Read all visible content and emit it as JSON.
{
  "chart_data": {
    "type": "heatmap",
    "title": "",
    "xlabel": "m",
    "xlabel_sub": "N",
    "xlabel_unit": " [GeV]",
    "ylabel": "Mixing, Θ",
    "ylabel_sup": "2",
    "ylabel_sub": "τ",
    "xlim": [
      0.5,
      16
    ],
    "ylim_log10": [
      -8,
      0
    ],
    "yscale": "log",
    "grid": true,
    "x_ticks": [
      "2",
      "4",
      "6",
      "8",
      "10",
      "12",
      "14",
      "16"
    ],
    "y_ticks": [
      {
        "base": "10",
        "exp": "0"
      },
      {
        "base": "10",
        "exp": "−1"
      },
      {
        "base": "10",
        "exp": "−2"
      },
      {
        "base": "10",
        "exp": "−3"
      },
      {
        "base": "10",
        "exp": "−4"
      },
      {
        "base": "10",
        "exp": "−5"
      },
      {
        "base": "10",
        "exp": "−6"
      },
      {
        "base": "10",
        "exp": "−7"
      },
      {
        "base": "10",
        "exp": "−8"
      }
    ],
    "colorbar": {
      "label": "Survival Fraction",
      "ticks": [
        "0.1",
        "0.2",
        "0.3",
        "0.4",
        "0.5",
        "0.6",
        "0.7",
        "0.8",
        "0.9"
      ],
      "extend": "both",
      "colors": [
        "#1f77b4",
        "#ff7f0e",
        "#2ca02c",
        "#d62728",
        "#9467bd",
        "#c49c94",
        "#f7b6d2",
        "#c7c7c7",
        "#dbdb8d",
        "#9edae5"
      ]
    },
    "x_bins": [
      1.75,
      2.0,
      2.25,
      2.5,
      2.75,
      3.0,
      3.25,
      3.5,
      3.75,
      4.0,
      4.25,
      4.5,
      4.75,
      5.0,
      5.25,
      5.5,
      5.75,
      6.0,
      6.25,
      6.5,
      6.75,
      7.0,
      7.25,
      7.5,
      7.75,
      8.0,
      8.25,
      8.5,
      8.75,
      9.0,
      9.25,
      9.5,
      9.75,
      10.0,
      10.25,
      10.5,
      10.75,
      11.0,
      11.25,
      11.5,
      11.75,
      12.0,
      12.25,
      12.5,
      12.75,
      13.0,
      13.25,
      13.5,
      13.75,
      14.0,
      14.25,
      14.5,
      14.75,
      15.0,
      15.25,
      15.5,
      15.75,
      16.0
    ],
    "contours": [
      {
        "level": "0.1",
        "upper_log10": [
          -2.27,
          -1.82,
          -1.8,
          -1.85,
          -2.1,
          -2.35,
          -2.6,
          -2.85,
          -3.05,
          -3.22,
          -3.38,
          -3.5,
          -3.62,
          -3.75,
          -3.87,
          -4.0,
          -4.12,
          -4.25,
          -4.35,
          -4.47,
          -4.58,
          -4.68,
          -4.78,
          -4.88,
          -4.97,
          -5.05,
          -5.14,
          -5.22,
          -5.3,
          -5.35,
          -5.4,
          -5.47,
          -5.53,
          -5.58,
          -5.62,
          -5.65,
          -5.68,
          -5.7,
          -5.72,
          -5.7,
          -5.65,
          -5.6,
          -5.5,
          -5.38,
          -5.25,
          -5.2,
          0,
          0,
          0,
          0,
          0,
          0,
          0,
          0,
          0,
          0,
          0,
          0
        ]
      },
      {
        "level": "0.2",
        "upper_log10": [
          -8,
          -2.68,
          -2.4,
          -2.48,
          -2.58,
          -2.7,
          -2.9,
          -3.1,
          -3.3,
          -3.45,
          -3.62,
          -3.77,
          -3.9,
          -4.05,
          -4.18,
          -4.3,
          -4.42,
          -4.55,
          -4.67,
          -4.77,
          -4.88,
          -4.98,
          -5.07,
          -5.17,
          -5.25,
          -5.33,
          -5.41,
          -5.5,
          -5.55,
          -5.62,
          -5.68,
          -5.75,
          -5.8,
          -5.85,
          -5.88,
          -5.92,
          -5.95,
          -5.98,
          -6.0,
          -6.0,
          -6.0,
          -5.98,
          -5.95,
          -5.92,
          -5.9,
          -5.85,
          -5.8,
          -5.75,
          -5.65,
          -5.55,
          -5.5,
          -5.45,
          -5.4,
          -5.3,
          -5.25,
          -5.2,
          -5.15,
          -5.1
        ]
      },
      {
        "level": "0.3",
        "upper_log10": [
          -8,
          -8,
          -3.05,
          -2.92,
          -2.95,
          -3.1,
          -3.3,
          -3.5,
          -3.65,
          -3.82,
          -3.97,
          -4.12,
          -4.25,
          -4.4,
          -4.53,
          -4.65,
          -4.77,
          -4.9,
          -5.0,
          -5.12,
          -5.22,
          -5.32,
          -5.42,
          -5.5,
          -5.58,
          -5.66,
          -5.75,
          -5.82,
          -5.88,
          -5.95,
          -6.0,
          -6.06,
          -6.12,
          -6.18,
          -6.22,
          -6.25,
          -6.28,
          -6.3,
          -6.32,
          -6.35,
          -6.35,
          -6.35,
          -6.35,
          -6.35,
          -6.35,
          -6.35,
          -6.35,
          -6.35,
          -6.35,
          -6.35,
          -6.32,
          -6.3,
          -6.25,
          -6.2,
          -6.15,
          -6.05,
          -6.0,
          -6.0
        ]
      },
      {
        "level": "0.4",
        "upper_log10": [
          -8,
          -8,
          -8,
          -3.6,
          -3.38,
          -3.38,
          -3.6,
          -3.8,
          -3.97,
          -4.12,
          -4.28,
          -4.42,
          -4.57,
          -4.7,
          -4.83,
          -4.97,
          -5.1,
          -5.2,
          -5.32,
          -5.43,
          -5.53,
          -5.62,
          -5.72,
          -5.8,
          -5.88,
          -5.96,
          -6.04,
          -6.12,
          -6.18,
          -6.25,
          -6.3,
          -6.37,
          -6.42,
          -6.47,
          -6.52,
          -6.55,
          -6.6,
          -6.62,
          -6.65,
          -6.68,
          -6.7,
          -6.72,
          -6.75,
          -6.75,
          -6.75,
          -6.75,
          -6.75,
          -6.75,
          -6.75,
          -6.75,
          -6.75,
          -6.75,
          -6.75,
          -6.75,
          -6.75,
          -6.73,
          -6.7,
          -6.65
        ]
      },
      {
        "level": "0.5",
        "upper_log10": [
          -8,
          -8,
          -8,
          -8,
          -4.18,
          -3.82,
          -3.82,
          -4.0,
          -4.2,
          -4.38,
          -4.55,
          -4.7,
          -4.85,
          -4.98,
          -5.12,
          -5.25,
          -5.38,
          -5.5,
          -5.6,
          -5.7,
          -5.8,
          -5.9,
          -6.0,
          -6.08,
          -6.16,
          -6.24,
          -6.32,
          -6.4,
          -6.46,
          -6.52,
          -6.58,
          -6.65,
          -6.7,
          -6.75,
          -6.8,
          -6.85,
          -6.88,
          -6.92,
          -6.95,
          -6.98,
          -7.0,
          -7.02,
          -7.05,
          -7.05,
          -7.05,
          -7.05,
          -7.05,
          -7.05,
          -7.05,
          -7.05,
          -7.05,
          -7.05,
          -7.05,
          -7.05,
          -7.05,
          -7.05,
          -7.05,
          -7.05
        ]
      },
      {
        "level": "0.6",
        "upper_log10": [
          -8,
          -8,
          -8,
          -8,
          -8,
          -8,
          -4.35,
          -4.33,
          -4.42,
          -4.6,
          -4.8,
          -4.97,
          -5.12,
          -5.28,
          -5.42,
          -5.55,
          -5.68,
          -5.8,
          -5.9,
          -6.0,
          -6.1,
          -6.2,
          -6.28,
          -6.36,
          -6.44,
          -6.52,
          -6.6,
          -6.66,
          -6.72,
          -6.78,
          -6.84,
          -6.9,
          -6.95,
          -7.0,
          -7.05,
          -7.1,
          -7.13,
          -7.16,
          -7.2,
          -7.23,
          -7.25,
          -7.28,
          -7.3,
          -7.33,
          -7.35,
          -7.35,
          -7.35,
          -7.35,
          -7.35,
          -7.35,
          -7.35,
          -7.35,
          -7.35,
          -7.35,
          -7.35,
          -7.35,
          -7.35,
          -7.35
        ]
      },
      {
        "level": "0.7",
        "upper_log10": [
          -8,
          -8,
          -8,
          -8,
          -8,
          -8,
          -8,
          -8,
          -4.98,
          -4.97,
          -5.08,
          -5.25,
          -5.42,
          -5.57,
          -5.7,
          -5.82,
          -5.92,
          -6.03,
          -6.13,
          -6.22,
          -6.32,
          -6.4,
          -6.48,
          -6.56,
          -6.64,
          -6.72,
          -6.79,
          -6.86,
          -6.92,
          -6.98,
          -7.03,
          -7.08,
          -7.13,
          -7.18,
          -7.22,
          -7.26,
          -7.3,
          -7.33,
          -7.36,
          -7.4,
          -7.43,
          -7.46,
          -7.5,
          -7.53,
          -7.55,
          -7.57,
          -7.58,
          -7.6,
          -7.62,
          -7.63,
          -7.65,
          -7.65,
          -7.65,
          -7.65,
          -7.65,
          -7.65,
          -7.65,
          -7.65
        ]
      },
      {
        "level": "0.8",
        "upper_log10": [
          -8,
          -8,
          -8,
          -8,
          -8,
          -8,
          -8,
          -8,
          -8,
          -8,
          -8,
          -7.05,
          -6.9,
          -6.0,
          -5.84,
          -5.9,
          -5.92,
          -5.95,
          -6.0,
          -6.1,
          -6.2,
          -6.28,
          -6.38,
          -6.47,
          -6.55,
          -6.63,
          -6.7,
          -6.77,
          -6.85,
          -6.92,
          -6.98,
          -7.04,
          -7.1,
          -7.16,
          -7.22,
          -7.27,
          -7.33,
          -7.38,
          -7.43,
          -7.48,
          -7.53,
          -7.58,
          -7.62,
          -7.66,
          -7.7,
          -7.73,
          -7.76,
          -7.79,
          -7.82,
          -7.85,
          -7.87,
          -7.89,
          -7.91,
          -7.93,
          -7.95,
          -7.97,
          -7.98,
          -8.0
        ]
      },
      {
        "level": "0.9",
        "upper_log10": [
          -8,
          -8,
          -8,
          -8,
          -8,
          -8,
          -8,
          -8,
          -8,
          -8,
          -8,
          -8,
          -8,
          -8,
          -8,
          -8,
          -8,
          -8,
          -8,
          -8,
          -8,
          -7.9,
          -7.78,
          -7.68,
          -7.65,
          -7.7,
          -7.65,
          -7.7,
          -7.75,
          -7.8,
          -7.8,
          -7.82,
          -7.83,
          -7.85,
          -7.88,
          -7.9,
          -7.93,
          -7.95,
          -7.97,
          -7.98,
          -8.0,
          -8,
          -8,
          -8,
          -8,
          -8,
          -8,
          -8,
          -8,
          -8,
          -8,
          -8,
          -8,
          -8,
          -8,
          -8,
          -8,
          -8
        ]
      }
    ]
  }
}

◆ ◆ ◆ ◆ ◆ ◆ ◆

#### Written instruction:
Which lines contain "level"? Copy each of them out.

#### Solution to this exercise:
        "level": "0.1",
        "level": "0.2",
        "level": "0.3",
        "level": "0.4",
        "level": "0.5",
        "level": "0.6",
        "level": "0.7",
        "level": "0.8",
        "level": "0.9",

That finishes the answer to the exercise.